* [EXTRACTED RECORDS]:
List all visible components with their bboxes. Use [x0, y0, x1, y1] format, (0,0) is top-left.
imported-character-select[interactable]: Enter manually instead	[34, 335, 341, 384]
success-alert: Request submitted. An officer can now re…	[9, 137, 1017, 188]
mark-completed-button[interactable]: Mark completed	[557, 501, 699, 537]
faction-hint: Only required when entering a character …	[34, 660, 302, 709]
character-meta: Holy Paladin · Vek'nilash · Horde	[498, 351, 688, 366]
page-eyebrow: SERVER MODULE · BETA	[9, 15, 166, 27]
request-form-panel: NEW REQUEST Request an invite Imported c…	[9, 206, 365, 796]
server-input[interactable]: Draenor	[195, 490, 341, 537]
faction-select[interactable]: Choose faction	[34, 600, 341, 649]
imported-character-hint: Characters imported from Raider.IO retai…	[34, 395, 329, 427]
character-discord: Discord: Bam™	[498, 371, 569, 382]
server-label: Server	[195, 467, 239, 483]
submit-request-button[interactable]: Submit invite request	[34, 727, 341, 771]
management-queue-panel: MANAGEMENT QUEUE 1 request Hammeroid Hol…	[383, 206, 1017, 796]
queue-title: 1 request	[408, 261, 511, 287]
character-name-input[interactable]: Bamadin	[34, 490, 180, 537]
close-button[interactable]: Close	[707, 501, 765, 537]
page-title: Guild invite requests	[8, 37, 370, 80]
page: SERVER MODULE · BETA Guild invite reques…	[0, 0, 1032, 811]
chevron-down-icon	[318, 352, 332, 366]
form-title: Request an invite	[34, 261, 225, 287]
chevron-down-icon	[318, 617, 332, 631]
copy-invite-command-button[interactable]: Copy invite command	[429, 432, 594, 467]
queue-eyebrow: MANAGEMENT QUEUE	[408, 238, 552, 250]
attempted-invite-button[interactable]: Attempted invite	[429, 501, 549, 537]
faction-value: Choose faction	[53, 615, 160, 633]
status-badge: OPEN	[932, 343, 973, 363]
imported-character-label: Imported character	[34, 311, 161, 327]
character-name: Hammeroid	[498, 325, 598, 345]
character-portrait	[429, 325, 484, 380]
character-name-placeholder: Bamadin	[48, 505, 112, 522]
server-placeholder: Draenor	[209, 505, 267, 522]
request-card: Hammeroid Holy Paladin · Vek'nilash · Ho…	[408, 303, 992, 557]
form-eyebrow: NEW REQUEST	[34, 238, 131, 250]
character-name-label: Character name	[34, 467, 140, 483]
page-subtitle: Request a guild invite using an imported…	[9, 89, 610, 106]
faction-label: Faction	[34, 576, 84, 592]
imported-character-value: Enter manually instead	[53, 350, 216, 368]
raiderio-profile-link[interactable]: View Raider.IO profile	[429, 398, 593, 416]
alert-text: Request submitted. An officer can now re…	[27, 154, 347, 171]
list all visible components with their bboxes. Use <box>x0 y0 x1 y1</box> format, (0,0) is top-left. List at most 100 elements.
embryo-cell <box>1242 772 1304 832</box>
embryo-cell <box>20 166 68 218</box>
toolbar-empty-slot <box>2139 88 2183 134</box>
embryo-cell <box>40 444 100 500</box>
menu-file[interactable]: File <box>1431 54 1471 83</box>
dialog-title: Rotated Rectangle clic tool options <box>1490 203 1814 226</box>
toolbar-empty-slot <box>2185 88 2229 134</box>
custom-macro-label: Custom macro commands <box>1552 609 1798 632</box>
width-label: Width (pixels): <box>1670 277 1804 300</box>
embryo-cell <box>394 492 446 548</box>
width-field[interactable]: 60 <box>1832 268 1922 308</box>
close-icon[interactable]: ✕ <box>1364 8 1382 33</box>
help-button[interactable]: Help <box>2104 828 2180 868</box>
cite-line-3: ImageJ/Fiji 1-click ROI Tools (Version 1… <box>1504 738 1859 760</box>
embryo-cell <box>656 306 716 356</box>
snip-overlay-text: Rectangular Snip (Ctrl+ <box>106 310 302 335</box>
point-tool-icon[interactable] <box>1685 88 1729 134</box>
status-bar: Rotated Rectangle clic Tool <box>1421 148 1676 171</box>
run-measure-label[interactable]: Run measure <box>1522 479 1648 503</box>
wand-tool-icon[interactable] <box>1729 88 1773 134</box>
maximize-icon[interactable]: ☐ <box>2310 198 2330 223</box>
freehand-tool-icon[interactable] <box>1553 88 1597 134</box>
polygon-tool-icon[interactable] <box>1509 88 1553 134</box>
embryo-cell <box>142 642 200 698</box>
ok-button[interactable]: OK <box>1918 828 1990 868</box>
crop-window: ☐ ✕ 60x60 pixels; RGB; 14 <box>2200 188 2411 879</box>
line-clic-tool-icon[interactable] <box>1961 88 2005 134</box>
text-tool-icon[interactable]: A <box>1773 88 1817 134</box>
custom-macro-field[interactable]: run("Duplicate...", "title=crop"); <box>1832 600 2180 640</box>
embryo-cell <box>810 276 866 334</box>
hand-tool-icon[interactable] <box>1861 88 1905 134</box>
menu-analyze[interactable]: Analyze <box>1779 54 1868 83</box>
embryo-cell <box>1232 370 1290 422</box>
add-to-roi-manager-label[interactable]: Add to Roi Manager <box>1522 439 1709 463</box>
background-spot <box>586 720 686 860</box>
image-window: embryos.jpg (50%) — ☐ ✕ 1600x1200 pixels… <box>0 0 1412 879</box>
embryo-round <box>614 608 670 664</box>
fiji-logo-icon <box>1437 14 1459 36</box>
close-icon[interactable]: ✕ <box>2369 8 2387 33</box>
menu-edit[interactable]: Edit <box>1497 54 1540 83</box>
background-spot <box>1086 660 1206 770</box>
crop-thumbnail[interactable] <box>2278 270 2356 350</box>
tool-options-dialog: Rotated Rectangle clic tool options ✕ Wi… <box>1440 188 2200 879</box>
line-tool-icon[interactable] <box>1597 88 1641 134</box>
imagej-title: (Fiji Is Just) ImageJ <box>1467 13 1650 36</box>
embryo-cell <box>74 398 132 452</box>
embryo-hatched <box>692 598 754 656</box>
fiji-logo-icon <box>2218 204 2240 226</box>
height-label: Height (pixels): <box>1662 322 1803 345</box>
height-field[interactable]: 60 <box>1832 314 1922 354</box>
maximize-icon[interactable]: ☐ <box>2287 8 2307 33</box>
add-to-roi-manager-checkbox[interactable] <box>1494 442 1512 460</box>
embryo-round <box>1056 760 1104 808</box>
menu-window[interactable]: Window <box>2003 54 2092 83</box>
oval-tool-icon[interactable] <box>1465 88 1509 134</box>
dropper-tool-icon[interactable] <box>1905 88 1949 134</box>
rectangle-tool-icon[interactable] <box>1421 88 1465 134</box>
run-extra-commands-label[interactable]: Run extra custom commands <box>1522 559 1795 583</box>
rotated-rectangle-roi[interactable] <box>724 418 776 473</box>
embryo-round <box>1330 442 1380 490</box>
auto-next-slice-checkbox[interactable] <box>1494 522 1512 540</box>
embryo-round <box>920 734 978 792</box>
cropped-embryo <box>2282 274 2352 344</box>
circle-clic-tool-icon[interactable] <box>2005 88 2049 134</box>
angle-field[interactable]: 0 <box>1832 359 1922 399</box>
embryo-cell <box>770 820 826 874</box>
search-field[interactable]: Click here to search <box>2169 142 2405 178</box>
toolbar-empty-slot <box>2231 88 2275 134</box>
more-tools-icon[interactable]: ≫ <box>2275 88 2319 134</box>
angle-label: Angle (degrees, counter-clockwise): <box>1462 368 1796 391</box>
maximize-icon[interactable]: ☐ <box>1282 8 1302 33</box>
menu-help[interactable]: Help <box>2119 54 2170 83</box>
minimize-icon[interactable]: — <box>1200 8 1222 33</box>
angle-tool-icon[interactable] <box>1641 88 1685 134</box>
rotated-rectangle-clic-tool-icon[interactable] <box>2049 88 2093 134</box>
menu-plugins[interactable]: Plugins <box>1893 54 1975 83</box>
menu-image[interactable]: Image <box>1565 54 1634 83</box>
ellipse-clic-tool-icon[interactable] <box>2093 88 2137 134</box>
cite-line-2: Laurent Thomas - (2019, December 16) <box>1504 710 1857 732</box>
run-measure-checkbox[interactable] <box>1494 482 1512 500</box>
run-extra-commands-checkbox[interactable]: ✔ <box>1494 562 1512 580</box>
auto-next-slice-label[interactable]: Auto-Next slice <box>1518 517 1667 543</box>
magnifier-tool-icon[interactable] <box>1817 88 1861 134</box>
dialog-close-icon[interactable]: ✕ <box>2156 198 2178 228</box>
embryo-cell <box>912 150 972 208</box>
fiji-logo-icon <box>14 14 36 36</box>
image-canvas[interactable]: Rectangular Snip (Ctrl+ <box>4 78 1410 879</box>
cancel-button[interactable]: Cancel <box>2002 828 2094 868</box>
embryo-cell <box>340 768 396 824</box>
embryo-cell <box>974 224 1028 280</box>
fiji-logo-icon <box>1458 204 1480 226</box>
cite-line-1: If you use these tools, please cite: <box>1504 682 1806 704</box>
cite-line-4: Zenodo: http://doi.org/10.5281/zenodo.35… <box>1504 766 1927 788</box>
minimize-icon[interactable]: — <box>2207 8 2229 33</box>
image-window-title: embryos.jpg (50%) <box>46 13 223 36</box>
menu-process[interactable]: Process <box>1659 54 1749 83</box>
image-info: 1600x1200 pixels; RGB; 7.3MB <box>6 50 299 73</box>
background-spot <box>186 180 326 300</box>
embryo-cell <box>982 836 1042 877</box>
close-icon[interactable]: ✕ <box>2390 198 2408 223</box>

* [WHAT IS REQUIRED]: Convert the part of the listing from its start through the line containing "faction-hint: Only required", that line included, into a numbered list with blank lines left out.

* [THE COMPLETED TASK]:
1. List all visible components with their bboxes. Use [x0, y0, x1, y1] format, (0,0) is top-left.
2. imported-character-select[interactable]: Enter manually instead	[34, 335, 341, 384]
3. success-alert: Request submitted. An officer can now re…	[9, 137, 1017, 188]
4. mark-completed-button[interactable]: Mark completed	[557, 501, 699, 537]
5. faction-hint: Only required when entering a character …	[34, 660, 302, 709]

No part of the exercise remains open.